[TASK DESCRIPTION]
Write every record out again exactly, and keep images out of it.

Start of AVAILABLE RECORDS

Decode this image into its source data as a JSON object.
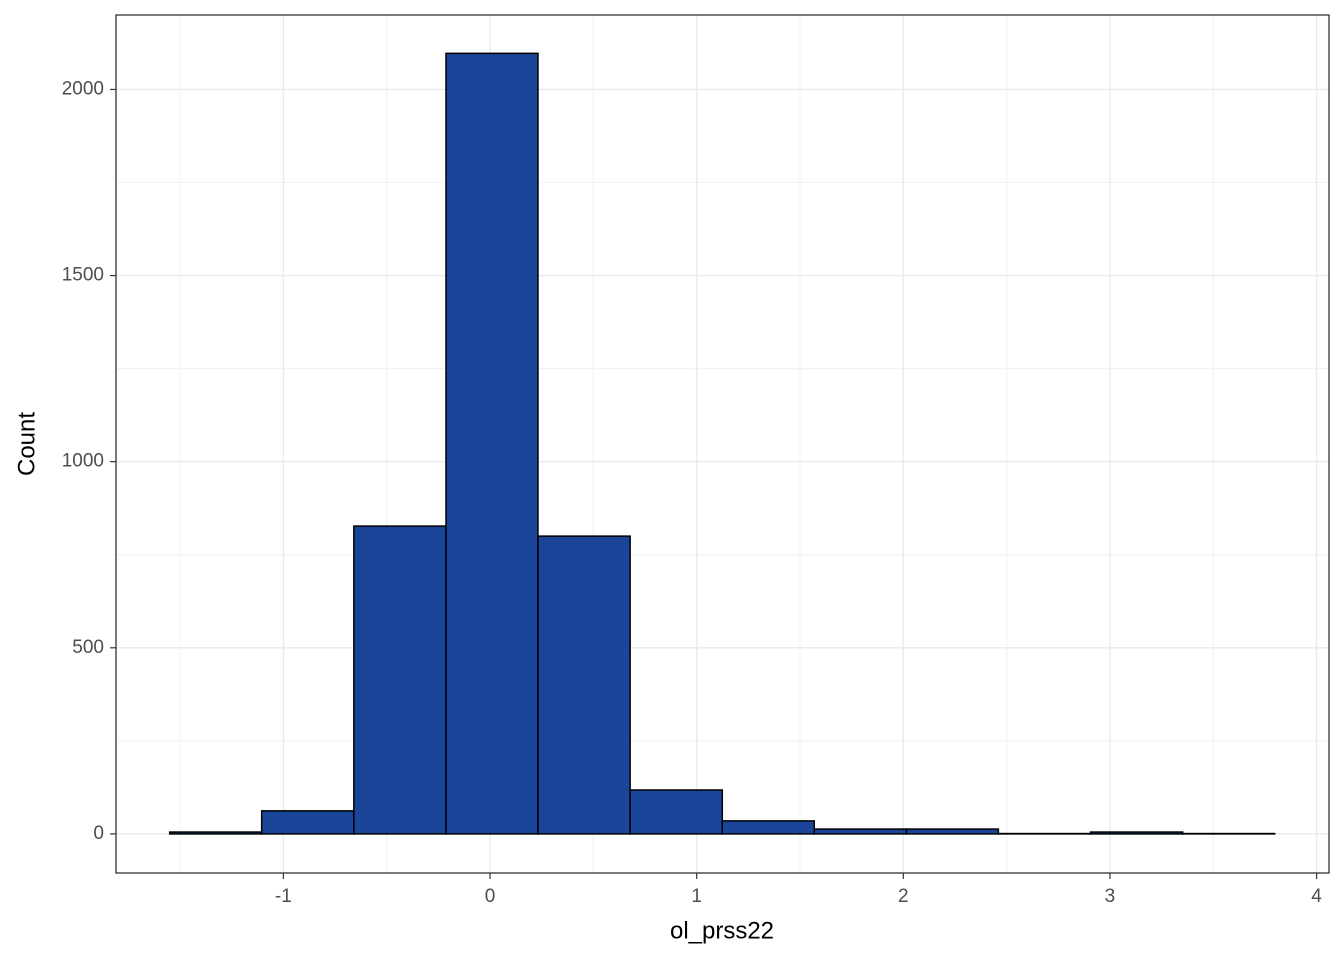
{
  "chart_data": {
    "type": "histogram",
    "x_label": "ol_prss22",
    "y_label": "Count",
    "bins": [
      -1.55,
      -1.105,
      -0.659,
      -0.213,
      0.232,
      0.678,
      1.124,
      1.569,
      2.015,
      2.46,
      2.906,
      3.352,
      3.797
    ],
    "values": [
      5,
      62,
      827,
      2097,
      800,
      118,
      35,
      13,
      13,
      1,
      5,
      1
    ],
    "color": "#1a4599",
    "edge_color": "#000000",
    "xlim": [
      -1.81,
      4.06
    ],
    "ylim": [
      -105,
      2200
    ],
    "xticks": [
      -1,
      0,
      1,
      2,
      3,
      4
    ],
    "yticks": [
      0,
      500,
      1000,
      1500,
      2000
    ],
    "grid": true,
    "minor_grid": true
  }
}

End of AVAILABLE RECORDS

[REPLY TO THE TASK]
Decode this image into its source data as a JSON object.
{
  "chart_data": {
    "type": "histogram",
    "x_label": "ol_prss22",
    "y_label": "Count",
    "bins": [
      -1.55,
      -1.105,
      -0.659,
      -0.213,
      0.232,
      0.678,
      1.124,
      1.569,
      2.015,
      2.46,
      2.906,
      3.352,
      3.797
    ],
    "values": [
      5,
      62,
      827,
      2097,
      800,
      118,
      35,
      13,
      13,
      1,
      5,
      1
    ],
    "color": "#1a4599",
    "edge_color": "#000000",
    "xlim": [
      -1.81,
      4.06
    ],
    "ylim": [
      -105,
      2200
    ],
    "xticks": [
      -1,
      0,
      1,
      2,
      3,
      4
    ],
    "yticks": [
      0,
      500,
      1000,
      1500,
      2000
    ],
    "grid": true,
    "minor_grid": true
  }
}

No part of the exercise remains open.